(What the exercise asks) Will you output the entries below exactly, skipping every image they contain?

::: Provided information

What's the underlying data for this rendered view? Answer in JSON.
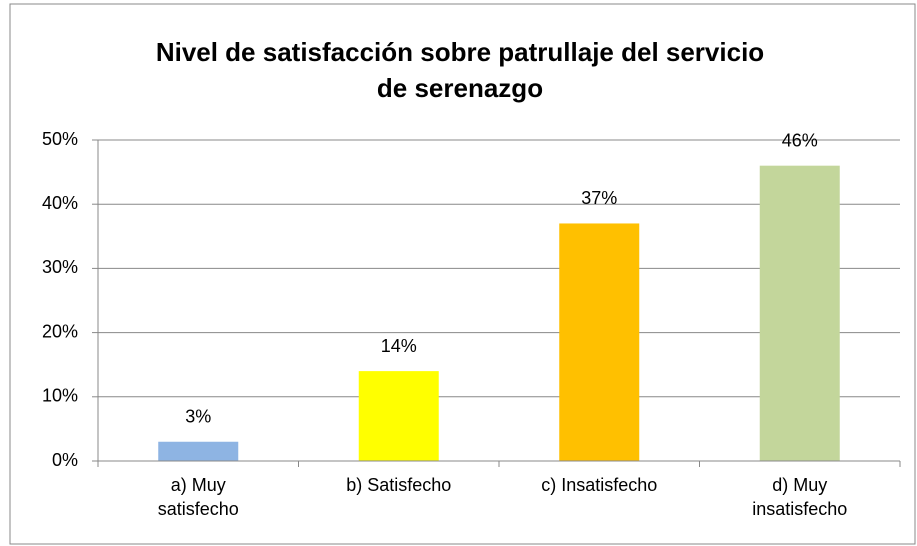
{
  "chart_data": {
    "type": "bar",
    "title": "Nivel de satisfacción sobre patrullaje del servicio de serenazgo",
    "categories": [
      "a) Muy satisfecho",
      "b) Satisfecho",
      "c) Insatisfecho",
      "d) Muy insatisfecho"
    ],
    "values": [
      3,
      14,
      37,
      46
    ],
    "value_labels": [
      "3%",
      "14%",
      "37%",
      "46%"
    ],
    "colors": [
      "#8eb4e3",
      "#ffff00",
      "#ffc000",
      "#c3d69b"
    ],
    "ylim": [
      0,
      50
    ],
    "yticks": [
      {
        "value": 0,
        "label": "0%"
      },
      {
        "value": 10,
        "label": "10%"
      },
      {
        "value": 20,
        "label": "20%"
      },
      {
        "value": 30,
        "label": "30%"
      },
      {
        "value": 40,
        "label": "40%"
      },
      {
        "value": 50,
        "label": "50%"
      }
    ],
    "grid": true
  }
}
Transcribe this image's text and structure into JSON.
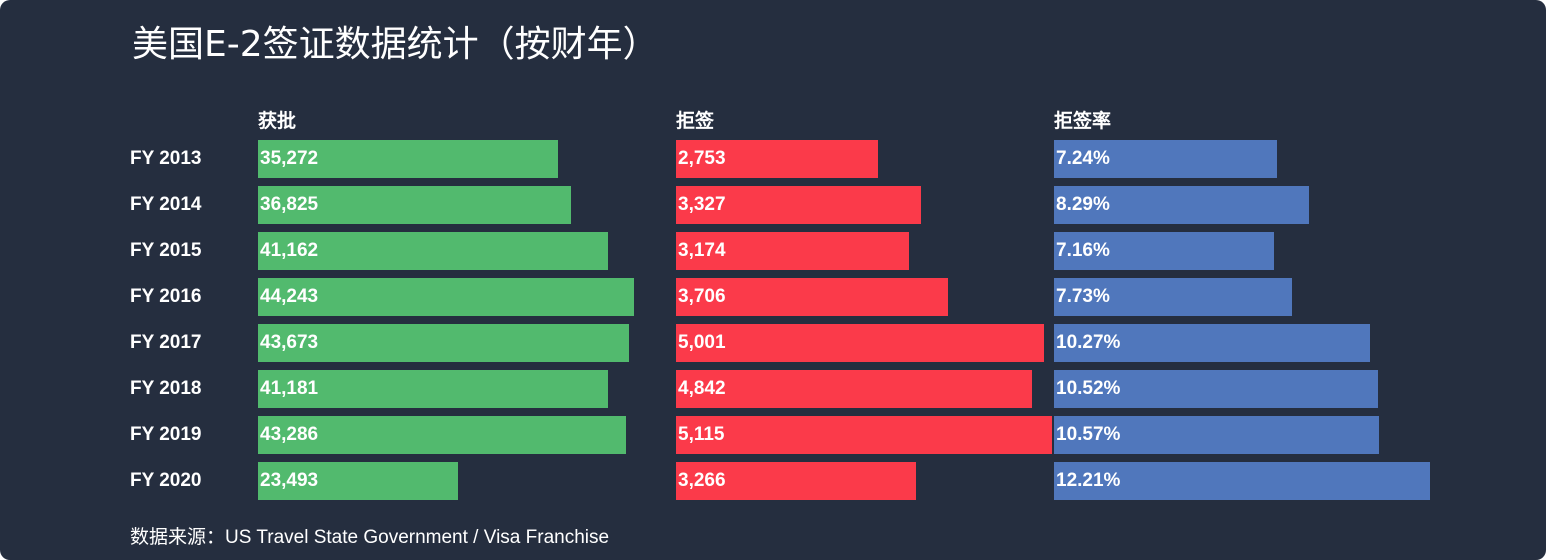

::::::

(Response below)
What's the underlying data for this rendered view? Answer in JSON.
{
  "chart_data": {
    "type": "bar",
    "title": "Nivel de satisfacción sobre patrullaje del servicio de serenazgo",
    "categories": [
      "a) Muy satisfecho",
      "b) Satisfecho",
      "c) Insatisfecho",
      "d) Muy insatisfecho"
    ],
    "values": [
      3,
      14,
      37,
      46
    ],
    "value_labels": [
      "3%",
      "14%",
      "37%",
      "46%"
    ],
    "colors": [
      "#8eb4e3",
      "#ffff00",
      "#ffc000",
      "#c3d69b"
    ],
    "ylim": [
      0,
      50
    ],
    "yticks": [
      {
        "value": 0,
        "label": "0%"
      },
      {
        "value": 10,
        "label": "10%"
      },
      {
        "value": 20,
        "label": "20%"
      },
      {
        "value": 30,
        "label": "30%"
      },
      {
        "value": 40,
        "label": "40%"
      },
      {
        "value": 50,
        "label": "50%"
      }
    ],
    "grid": true
  }
}
Transcribe this image's text and structure into JSON.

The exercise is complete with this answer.